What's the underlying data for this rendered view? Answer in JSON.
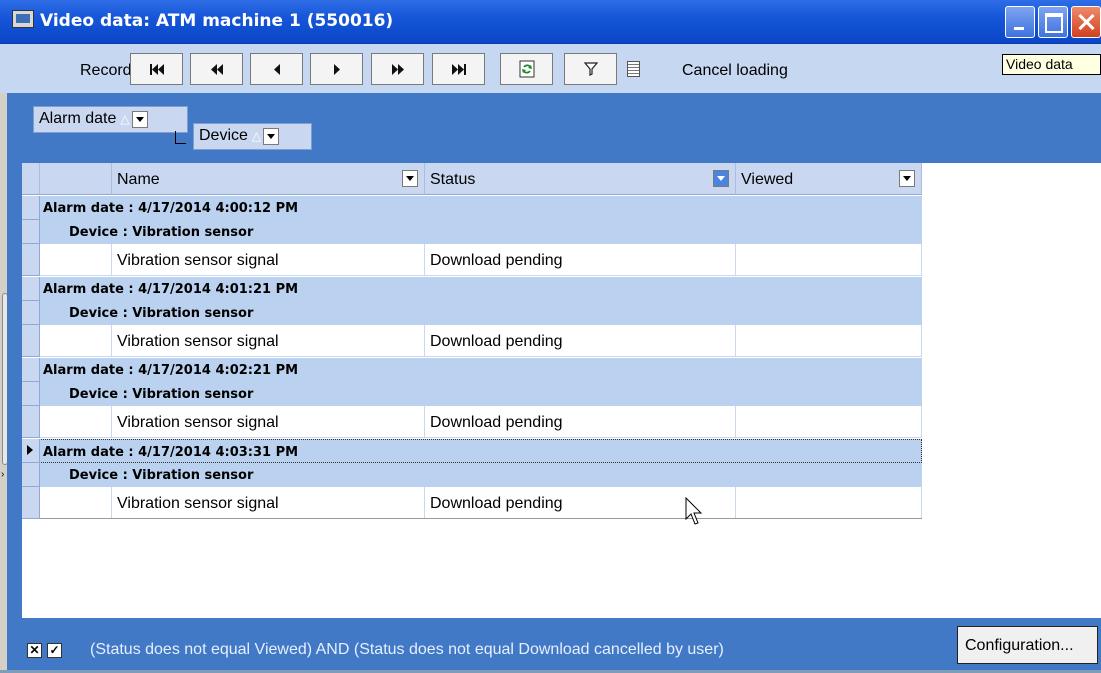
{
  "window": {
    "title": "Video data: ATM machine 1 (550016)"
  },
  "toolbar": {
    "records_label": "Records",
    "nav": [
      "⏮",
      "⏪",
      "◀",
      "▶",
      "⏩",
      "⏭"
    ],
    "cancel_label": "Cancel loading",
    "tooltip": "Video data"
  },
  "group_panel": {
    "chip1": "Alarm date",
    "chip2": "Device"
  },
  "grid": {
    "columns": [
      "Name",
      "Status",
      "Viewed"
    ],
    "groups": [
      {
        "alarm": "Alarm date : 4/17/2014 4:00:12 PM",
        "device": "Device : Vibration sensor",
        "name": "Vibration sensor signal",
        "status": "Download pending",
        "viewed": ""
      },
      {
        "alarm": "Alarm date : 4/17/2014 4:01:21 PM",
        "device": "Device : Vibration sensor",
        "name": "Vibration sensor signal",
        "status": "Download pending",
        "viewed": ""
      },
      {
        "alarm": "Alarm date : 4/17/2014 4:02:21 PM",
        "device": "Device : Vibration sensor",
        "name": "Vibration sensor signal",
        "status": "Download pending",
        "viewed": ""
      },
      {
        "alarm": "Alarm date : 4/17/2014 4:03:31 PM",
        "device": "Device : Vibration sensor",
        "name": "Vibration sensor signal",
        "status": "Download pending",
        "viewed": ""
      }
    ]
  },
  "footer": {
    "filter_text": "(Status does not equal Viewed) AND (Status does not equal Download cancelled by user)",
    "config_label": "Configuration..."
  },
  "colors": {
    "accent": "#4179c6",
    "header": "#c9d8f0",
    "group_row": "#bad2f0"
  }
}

STATED TASK:
From the entries above, output every line exactly and omit any image.

REPLY TO THE TASK:
What's the underlying data for this rendered view? Answer in JSON.
{
  "window": {
    "title": "Video data: ATM machine 1 (550016)"
  },
  "toolbar": {
    "records_label": "Records",
    "nav": [
      "⏮",
      "⏪",
      "◀",
      "▶",
      "⏩",
      "⏭"
    ],
    "cancel_label": "Cancel loading",
    "tooltip": "Video data"
  },
  "group_panel": {
    "chip1": "Alarm date",
    "chip2": "Device"
  },
  "grid": {
    "columns": [
      "Name",
      "Status",
      "Viewed"
    ],
    "groups": [
      {
        "alarm": "Alarm date : 4/17/2014 4:00:12 PM",
        "device": "Device : Vibration sensor",
        "name": "Vibration sensor signal",
        "status": "Download pending",
        "viewed": ""
      },
      {
        "alarm": "Alarm date : 4/17/2014 4:01:21 PM",
        "device": "Device : Vibration sensor",
        "name": "Vibration sensor signal",
        "status": "Download pending",
        "viewed": ""
      },
      {
        "alarm": "Alarm date : 4/17/2014 4:02:21 PM",
        "device": "Device : Vibration sensor",
        "name": "Vibration sensor signal",
        "status": "Download pending",
        "viewed": ""
      },
      {
        "alarm": "Alarm date : 4/17/2014 4:03:31 PM",
        "device": "Device : Vibration sensor",
        "name": "Vibration sensor signal",
        "status": "Download pending",
        "viewed": ""
      }
    ]
  },
  "footer": {
    "filter_text": "(Status does not equal Viewed) AND (Status does not equal Download cancelled by user)",
    "config_label": "Configuration..."
  },
  "colors": {
    "accent": "#4179c6",
    "header": "#c9d8f0",
    "group_row": "#bad2f0"
  }
}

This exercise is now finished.